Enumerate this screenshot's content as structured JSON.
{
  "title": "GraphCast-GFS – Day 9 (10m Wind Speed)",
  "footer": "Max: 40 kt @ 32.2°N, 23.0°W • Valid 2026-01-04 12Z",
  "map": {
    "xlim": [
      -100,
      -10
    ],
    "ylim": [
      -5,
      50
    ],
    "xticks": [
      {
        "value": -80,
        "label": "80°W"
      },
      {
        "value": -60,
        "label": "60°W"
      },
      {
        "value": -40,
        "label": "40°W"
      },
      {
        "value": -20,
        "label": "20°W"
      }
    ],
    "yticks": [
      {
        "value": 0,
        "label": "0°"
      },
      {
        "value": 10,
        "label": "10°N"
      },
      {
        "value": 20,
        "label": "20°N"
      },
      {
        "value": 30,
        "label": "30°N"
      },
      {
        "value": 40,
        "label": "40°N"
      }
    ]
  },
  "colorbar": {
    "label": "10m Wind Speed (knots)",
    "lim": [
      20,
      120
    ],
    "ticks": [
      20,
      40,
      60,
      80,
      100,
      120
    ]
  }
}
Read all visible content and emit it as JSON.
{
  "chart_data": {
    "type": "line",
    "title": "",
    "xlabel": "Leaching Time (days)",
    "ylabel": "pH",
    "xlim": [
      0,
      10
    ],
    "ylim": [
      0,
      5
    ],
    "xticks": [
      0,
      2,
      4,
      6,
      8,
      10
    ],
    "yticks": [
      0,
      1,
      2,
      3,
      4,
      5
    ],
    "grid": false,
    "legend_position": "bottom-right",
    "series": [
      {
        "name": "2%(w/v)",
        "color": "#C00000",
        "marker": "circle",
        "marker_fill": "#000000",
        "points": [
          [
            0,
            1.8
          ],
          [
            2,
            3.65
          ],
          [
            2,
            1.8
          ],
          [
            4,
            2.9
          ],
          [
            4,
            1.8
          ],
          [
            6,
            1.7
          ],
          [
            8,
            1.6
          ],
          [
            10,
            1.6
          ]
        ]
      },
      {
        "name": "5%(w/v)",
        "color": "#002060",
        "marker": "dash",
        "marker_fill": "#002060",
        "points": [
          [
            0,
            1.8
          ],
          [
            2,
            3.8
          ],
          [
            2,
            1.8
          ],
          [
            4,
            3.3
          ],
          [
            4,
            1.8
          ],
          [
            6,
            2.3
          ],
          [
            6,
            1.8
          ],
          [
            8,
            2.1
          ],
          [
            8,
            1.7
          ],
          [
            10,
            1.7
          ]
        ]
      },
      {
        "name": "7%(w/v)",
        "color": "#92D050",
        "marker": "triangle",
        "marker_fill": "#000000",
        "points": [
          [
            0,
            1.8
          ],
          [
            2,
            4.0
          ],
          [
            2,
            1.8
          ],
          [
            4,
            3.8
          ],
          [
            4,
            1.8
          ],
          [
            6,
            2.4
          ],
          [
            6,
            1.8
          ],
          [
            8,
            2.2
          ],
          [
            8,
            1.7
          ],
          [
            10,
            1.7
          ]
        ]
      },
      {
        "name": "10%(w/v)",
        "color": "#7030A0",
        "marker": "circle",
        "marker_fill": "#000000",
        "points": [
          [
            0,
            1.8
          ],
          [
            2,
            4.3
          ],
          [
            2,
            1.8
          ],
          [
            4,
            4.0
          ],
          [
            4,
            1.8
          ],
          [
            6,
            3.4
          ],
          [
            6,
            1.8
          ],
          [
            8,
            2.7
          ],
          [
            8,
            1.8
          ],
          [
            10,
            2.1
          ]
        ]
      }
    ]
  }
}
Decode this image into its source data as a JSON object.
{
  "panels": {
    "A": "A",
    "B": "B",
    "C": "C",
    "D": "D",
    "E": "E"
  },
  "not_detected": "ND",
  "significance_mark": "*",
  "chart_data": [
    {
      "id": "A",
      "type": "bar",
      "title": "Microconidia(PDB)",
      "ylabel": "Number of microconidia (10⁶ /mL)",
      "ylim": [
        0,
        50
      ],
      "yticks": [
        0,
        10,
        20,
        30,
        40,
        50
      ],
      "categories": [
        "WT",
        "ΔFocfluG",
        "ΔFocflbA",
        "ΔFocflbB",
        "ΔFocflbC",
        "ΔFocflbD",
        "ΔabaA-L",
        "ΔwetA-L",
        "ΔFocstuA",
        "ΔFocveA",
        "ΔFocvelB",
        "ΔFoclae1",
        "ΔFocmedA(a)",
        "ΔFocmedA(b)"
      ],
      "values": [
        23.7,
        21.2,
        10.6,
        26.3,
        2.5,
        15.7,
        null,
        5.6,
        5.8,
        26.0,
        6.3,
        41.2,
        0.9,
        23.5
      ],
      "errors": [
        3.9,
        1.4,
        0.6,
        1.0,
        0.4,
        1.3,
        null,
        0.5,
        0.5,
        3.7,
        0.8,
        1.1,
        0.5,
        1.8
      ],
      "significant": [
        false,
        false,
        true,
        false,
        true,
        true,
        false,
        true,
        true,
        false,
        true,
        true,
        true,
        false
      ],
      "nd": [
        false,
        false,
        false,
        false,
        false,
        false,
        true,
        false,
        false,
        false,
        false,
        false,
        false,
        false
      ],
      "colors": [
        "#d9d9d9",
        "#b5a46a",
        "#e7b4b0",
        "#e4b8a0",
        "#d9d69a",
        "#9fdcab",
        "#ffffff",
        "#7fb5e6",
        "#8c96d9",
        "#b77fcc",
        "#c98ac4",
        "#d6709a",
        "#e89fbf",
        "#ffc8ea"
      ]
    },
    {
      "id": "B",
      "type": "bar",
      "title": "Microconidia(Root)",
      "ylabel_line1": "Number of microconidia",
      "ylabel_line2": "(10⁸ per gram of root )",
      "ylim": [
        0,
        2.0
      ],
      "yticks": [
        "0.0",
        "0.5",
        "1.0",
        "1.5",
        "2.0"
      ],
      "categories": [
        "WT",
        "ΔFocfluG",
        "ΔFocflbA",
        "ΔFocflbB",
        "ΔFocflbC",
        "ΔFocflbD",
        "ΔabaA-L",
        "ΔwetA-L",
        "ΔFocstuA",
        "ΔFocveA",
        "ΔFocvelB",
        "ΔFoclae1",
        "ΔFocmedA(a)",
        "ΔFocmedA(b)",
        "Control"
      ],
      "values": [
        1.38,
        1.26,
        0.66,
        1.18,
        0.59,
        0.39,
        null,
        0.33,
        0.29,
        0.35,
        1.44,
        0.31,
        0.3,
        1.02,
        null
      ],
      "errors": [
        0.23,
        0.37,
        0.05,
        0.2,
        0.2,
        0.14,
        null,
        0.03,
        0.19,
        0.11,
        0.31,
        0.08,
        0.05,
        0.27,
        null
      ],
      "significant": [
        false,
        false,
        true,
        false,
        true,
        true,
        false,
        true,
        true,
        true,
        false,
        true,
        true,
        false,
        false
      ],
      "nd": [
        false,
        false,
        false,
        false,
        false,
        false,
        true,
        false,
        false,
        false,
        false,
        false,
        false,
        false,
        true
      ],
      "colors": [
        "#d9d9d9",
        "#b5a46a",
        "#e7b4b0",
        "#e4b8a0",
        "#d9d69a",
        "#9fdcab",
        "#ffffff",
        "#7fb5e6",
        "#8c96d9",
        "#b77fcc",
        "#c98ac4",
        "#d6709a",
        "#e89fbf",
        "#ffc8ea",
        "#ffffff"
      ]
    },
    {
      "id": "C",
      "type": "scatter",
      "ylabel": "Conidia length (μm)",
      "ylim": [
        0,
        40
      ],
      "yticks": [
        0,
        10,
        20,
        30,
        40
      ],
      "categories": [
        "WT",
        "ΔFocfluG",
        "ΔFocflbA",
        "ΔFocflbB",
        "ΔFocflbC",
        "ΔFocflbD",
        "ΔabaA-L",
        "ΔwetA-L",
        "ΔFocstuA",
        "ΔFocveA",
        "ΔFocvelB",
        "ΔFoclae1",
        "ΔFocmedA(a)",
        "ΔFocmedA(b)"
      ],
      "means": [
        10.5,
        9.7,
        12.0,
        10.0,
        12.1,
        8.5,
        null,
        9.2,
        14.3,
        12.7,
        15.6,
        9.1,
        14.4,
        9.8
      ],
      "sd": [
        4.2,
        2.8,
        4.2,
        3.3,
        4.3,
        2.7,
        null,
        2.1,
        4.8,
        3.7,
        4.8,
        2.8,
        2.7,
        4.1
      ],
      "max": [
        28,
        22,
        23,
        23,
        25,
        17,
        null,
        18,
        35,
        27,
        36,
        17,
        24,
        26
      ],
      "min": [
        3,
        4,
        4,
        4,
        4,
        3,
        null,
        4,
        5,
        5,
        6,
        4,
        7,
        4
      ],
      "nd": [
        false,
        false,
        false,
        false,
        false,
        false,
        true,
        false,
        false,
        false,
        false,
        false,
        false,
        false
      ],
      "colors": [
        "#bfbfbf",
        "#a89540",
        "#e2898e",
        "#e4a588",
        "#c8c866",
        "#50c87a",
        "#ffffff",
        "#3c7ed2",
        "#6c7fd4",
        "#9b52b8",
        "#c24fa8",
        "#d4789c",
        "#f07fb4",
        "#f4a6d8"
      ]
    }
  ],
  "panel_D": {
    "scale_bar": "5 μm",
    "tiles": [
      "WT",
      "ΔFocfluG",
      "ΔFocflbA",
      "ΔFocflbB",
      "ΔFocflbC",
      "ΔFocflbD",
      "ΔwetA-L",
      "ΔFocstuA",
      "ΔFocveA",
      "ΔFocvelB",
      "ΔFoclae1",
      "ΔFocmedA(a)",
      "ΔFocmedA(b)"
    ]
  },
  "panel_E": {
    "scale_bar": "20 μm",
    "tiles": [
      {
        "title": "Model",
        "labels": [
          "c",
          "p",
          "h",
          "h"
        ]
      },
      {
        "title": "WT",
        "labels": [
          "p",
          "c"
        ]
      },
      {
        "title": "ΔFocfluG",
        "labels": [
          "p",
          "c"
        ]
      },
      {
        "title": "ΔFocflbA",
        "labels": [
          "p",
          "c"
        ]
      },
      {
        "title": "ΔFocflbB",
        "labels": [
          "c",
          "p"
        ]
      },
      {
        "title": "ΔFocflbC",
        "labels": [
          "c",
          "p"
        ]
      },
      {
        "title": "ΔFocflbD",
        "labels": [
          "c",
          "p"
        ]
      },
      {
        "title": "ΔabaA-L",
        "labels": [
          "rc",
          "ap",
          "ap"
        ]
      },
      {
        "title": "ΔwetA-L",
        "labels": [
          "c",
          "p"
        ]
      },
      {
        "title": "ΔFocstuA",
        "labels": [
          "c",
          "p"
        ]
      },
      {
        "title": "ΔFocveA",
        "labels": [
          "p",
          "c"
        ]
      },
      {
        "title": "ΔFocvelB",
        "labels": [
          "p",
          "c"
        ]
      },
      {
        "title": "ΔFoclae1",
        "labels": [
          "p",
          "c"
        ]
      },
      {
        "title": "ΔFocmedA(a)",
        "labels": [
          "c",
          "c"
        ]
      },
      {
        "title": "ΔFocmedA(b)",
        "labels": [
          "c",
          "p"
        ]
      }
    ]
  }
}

+++

## Exercise goal:
Copy out each line of the data containing the string "JSON".

## Solution to this exercise:
Enumerate this screenshot's content as structured JSON.
Read all visible content and emit it as JSON.
Decode this image into its source data as a JSON object.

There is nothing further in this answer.